### Task goal
Wherever a line holds the string "Проверка", copy that line.

-- start Data to process --

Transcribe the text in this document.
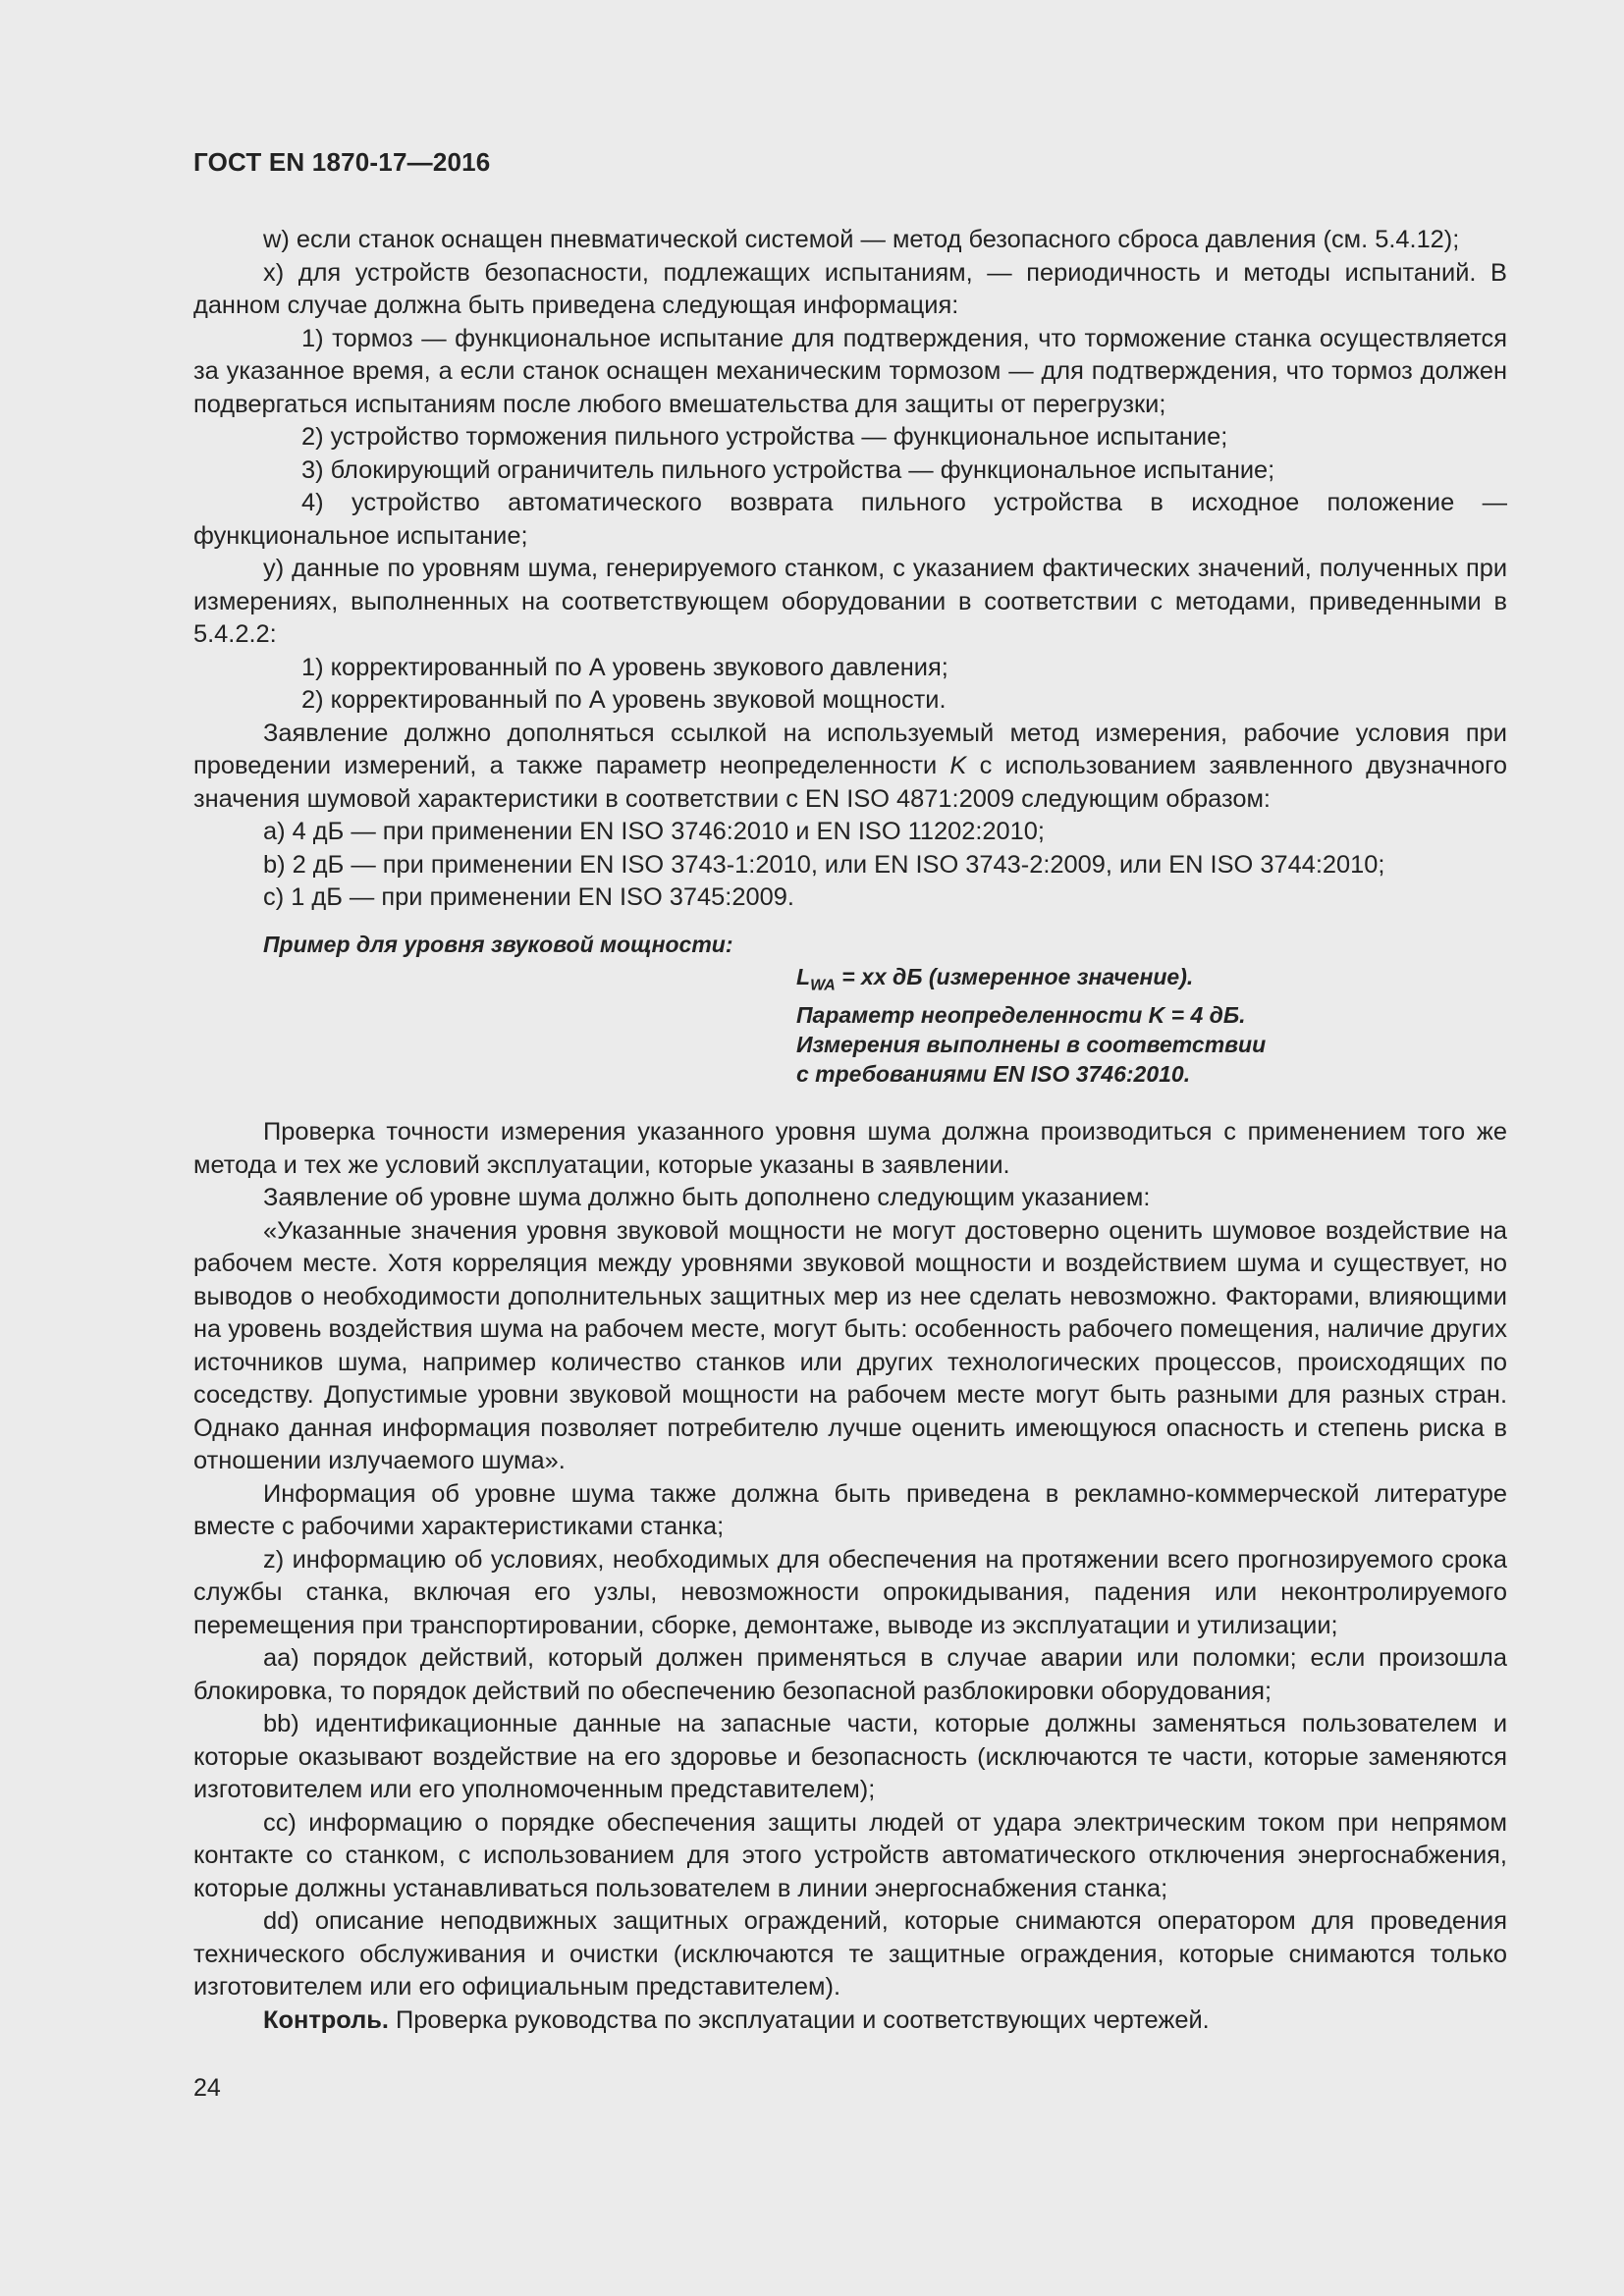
ГОСТ EN 1870-17—2016

w) если станок оснащен пневматической системой — метод безопасного сброса давления (см. 5.4.12);

x) для устройств безопасности, подлежащих испытаниям, — периодичность и методы испытаний. В данном случае должна быть приведена следующая информация:

1) тормоз — функциональное испытание для подтверждения, что торможение станка осуществляется за указанное время, а если станок оснащен механическим тормозом — для подтверждения, что тормоз должен подвергаться испытаниям после любого вмешательства для защиты от перегрузки;

2) устройство торможения пильного устройства — функциональное испытание;

3) блокирующий ограничитель пильного устройства — функциональное испытание;

4) устройство автоматического возврата пильного устройства в исходное положение — функциональное испытание;

y) данные по уровням шума, генерируемого станком, с указанием фактических значений, полученных при измерениях, выполненных на соответствующем оборудовании в соответствии с методами, приведенными в 5.4.2.2:

1) корректированный по А уровень звукового давления;

2) корректированный по А уровень звуковой мощности.

Заявление должно дополняться ссылкой на используемый метод измерения, рабочие условия при проведении измерений, а также параметр неопределенности K с использованием заявленного двузначного значения шумовой характеристики в соответствии с EN ISO 4871:2009 следующим образом:

a) 4 дБ — при применении EN ISO 3746:2010 и EN ISO 11202:2010;

b) 2 дБ — при применении EN ISO 3743-1:2010, или EN ISO 3743-2:2009, или EN ISO 3744:2010;

c) 1 дБ — при применении EN ISO 3745:2009.

Пример для уровня звуковой мощности:

$L_{WA}$ = xx дБ (измеренное значение).
Параметр неопределенности K = 4 дБ.
Измерения выполнены в соответствии
с требованиями EN ISO 3746:2010.

Проверка точности измерения указанного уровня шума должна производиться с применением того же метода и тех же условий эксплуатации, которые указаны в заявлении.

Заявление об уровне шума должно быть дополнено следующим указанием:

«Указанные значения уровня звуковой мощности не могут достоверно оценить шумовое воздействие на рабочем месте. Хотя корреляция между уровнями звуковой мощности и воздействием шума и существует, но выводов о необходимости дополнительных защитных мер из нее сделать невозможно. Факторами, влияющими на уровень воздействия шума на рабочем месте, могут быть: особенность рабочего помещения, наличие других источников шума, например количество станков или других технологических процессов, происходящих по соседству. Допустимые уровни звуковой мощности на рабочем месте могут быть разными для разных стран. Однако данная информация позволяет потребителю лучше оценить имеющуюся опасность и степень риска в отношении излучаемого шума».

Информация об уровне шума также должна быть приведена в рекламно-коммерческой литературе вместе с рабочими характеристиками станка;

z) информацию об условиях, необходимых для обеспечения на протяжении всего прогнозируемого срока службы станка, включая его узлы, невозможности опрокидывания, падения или неконтролируемого перемещения при транспортировании, сборке, демонтаже, выводе из эксплуатации и утилизации;

aa) порядок действий, который должен применяться в случае аварии или поломки; если произошла блокировка, то порядок действий по обеспечению безопасной разблокировки оборудования;

bb) идентификационные данные на запасные части, которые должны заменяться пользователем и которые оказывают воздействие на его здоровье и безопасность (исключаются те части, которые заменяются изготовителем или его уполномоченным представителем);

cc) информацию о порядке обеспечения защиты людей от удара электрическим током при непрямом контакте со станком, с использованием для этого устройств автоматического отключения энергоснабжения, которые должны устанавливаться пользователем в линии энергоснабжения станка;

dd) описание неподвижных защитных ограждений, которые снимаются оператором для проведения технического обслуживания и очистки (исключаются те защитные ограждения, которые снимаются только изготовителем или его официальным представителем).

Контроль. Проверка руководства по эксплуатации и соответствующих чертежей.

24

-- end Data to process --

### Finished answer
Проверка точности измерения указанного уровня шума должна производиться с применением того же метода и тех же условий эксплуатации, которые указаны в заявлении.
Контроль. Проверка руководства по эксплуатации и соответствующих чертежей.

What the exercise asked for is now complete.